Using the records provided below, locate and copy each line that contains the word "type".

··· Stored data

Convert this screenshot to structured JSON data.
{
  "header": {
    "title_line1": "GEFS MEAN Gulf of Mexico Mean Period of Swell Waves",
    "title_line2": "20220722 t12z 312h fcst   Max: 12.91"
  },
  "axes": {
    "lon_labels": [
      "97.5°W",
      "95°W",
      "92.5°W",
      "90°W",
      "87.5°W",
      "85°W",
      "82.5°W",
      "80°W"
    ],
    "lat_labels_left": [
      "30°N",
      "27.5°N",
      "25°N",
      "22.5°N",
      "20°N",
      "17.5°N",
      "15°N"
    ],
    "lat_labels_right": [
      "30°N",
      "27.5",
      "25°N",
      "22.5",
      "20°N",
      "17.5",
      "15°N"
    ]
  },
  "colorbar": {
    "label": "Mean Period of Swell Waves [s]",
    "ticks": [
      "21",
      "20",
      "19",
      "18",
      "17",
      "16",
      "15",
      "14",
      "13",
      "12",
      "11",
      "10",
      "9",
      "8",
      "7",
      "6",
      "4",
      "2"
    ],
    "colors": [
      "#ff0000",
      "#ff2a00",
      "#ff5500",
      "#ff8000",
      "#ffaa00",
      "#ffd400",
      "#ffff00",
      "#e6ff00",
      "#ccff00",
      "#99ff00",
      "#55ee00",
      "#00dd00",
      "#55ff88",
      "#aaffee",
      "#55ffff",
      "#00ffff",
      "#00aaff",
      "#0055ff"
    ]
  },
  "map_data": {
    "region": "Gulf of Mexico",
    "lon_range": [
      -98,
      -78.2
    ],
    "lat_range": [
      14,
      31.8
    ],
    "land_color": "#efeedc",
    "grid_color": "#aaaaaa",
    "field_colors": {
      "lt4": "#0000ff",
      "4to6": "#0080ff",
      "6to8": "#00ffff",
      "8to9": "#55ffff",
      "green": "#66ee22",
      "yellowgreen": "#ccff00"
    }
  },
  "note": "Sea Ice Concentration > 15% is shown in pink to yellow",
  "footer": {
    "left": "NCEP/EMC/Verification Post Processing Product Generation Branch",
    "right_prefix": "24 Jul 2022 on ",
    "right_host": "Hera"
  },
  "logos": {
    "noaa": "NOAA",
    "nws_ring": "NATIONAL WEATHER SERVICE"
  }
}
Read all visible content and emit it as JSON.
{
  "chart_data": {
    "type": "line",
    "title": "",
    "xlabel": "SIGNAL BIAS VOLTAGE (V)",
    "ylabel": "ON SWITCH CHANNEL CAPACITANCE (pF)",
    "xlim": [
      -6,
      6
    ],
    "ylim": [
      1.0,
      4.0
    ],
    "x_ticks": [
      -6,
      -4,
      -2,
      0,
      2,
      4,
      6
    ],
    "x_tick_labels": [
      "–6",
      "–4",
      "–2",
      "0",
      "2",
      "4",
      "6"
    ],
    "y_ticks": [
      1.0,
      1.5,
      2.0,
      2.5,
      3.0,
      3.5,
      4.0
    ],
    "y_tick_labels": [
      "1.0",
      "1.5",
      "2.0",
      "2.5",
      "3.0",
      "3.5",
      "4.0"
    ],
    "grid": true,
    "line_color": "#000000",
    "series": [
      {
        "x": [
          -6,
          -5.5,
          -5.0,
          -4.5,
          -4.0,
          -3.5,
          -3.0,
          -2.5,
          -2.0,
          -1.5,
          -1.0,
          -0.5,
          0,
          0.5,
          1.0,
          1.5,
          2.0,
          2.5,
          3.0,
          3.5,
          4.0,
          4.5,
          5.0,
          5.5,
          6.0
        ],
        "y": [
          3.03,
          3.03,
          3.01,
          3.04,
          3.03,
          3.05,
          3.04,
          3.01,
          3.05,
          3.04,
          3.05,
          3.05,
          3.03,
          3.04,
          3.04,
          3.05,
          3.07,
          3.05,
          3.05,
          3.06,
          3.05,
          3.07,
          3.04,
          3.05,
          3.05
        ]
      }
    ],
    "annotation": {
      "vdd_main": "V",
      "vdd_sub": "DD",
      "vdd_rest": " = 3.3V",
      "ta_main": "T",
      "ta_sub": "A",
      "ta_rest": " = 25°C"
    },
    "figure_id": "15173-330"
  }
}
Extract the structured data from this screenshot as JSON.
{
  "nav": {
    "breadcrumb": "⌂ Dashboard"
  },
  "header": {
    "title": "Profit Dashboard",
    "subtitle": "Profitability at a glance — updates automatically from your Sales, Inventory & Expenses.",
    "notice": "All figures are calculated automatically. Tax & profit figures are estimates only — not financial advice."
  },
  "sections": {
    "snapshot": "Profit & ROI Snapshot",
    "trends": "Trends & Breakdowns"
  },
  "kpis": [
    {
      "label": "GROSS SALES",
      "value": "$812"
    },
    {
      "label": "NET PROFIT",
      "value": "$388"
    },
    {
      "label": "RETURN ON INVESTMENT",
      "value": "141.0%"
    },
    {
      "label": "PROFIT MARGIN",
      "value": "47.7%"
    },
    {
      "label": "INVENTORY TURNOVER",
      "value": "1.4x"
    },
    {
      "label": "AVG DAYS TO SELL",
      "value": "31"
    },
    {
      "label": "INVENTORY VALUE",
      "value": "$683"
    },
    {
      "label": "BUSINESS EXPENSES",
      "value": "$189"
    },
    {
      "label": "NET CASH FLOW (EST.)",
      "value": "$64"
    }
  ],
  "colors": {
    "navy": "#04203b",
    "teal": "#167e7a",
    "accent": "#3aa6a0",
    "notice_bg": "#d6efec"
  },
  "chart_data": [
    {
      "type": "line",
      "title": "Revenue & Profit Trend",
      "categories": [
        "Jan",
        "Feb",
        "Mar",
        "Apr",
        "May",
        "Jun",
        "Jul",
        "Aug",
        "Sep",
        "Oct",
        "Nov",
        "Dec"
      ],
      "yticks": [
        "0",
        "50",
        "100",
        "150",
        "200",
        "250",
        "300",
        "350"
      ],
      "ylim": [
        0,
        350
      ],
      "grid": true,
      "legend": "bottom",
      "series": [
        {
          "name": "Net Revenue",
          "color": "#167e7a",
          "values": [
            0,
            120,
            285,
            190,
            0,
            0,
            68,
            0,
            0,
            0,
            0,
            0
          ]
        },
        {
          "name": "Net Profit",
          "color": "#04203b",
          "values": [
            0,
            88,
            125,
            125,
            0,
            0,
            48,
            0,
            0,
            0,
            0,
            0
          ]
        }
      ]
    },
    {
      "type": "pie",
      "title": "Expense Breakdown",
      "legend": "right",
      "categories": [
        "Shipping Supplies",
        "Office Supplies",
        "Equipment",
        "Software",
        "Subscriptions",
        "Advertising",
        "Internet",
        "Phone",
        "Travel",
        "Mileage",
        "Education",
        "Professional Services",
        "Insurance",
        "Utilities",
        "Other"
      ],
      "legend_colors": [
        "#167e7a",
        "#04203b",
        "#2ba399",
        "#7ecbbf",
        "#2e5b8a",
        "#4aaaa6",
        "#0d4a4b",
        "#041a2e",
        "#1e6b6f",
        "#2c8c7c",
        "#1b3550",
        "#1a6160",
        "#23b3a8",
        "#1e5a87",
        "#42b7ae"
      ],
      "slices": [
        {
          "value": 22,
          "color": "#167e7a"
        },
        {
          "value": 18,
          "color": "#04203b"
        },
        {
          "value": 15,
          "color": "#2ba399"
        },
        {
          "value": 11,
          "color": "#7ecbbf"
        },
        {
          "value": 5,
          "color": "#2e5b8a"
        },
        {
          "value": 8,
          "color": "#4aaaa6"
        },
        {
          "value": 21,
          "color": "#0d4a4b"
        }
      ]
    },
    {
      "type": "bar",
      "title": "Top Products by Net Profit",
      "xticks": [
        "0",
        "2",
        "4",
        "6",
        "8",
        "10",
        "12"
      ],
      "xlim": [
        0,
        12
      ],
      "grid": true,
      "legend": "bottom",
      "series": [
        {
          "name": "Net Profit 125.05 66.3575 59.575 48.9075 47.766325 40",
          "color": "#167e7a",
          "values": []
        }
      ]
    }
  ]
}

······

Output of the task =>
    "type": "line",
      "type": "line",
      "type": "pie",
      "type": "bar",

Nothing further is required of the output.